:: EXERCISE INPUT ::

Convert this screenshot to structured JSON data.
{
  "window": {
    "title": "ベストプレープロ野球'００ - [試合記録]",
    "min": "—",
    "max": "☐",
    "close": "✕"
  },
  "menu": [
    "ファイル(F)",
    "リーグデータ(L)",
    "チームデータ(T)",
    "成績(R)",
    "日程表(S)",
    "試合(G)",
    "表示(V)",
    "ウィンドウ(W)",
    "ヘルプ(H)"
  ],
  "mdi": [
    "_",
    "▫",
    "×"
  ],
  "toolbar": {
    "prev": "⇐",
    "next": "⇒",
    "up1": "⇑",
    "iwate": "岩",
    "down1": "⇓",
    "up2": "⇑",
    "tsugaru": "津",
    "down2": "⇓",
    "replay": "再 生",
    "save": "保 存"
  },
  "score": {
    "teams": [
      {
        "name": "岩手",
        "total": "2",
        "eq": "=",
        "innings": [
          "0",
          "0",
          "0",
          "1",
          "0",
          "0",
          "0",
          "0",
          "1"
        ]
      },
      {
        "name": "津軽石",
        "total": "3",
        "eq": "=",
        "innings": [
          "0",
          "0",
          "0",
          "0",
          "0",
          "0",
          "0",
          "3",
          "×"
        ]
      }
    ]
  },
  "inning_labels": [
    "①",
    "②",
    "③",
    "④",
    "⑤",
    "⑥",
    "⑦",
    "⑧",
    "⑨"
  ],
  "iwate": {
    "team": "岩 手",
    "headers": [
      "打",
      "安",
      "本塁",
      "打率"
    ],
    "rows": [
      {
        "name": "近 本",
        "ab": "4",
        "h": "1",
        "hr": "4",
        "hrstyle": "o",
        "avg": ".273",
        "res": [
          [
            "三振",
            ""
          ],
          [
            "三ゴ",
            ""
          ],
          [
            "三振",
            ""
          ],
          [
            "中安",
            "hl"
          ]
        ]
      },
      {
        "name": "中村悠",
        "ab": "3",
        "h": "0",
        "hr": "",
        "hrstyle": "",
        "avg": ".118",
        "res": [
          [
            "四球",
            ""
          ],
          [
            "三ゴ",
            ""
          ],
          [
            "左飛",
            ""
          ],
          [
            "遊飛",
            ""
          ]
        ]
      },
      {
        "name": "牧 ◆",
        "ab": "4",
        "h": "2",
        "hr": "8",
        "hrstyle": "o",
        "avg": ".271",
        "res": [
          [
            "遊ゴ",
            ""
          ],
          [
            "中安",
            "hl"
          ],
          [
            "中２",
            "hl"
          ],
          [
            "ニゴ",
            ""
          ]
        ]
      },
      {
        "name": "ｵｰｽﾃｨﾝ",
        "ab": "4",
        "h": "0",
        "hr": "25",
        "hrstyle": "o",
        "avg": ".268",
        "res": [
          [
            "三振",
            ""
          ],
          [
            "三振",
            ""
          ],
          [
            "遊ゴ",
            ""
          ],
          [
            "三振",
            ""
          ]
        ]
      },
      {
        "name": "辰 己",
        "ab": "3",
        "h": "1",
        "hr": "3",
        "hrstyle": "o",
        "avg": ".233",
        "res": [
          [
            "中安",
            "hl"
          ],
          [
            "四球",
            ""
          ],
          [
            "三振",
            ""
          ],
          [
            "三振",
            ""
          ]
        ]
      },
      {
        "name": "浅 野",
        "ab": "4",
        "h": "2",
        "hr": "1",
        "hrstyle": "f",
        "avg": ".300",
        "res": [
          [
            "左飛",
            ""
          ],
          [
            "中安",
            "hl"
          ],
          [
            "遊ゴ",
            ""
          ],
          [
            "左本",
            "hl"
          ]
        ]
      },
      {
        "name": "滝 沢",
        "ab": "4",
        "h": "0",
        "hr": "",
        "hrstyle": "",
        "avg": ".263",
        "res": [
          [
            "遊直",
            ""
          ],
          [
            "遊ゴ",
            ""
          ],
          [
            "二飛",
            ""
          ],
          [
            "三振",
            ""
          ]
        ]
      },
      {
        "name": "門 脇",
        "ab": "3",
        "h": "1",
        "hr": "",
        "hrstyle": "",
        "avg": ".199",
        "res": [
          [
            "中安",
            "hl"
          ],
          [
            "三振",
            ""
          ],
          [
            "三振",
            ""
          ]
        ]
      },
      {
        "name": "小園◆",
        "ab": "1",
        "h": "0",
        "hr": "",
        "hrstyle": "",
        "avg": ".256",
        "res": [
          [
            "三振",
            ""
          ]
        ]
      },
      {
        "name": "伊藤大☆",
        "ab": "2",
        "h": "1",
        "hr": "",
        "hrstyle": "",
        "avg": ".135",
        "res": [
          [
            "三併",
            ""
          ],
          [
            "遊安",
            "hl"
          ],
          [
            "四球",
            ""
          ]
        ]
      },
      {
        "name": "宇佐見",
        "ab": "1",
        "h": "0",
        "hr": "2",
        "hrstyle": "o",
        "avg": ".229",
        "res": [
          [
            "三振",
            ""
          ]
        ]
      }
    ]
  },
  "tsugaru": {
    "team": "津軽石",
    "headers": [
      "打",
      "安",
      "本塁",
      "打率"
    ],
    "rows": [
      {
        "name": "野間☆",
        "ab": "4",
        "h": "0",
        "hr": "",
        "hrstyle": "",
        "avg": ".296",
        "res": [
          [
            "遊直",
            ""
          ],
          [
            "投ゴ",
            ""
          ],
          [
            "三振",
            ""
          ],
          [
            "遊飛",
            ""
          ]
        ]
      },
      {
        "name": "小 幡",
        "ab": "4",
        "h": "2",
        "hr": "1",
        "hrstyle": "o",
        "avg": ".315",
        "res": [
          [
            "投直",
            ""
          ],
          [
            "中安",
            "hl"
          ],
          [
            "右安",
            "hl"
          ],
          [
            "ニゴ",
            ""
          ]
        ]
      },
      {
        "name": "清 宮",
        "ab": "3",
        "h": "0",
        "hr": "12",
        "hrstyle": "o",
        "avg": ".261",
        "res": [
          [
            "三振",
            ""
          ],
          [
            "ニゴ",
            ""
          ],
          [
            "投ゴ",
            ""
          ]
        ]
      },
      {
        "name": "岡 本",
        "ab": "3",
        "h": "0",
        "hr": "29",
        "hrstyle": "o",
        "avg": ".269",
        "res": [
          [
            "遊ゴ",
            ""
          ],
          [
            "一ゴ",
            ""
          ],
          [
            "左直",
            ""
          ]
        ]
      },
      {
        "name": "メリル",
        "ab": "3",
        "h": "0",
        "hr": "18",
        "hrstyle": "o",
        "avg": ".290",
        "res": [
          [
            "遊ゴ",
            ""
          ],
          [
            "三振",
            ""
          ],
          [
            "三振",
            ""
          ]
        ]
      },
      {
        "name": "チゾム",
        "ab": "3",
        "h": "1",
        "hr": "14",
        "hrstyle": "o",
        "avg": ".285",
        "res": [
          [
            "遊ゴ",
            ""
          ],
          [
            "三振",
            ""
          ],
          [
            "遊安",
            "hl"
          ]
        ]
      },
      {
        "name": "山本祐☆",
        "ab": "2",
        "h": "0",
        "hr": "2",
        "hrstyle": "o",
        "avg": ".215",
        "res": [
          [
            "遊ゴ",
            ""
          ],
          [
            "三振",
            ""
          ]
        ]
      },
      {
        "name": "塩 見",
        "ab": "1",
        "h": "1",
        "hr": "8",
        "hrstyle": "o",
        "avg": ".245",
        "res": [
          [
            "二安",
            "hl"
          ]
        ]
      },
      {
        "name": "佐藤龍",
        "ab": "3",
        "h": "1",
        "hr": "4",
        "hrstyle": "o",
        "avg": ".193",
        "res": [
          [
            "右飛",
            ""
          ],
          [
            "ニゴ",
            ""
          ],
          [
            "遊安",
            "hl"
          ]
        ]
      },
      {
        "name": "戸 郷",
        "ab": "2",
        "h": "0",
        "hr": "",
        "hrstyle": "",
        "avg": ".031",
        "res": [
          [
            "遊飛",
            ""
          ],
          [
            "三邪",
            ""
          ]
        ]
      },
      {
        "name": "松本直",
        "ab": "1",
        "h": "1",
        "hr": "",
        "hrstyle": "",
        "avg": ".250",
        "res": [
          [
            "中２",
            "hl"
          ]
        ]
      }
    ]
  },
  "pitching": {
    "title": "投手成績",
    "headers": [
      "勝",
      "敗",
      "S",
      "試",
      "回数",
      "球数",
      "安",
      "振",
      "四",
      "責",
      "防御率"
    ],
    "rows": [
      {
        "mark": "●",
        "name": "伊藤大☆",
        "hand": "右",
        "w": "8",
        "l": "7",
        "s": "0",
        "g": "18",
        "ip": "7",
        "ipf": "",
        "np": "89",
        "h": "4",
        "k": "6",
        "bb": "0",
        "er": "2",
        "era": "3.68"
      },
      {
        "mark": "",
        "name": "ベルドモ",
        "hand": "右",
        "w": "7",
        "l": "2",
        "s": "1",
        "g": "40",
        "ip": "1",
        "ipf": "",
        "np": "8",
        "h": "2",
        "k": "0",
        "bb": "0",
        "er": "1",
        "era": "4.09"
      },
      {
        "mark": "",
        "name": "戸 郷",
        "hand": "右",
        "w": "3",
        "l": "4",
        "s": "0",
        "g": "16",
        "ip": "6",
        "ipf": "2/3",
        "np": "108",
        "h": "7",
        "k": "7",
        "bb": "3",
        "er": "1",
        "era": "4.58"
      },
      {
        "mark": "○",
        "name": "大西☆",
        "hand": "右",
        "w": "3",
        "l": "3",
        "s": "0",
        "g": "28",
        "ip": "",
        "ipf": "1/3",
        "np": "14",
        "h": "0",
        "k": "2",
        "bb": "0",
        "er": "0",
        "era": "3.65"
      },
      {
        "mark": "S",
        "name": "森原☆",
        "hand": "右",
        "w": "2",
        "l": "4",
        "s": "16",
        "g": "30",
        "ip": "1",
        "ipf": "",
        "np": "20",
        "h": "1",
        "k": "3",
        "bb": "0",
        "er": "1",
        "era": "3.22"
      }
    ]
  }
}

:::

● EXERCISE BRIEF
Wherever "title" shows up in a line, copy that line.

● ANSWER IN FULL
    "title": "ベストプレープロ野球'００ - [試合記録]",
    "title": "投手成績",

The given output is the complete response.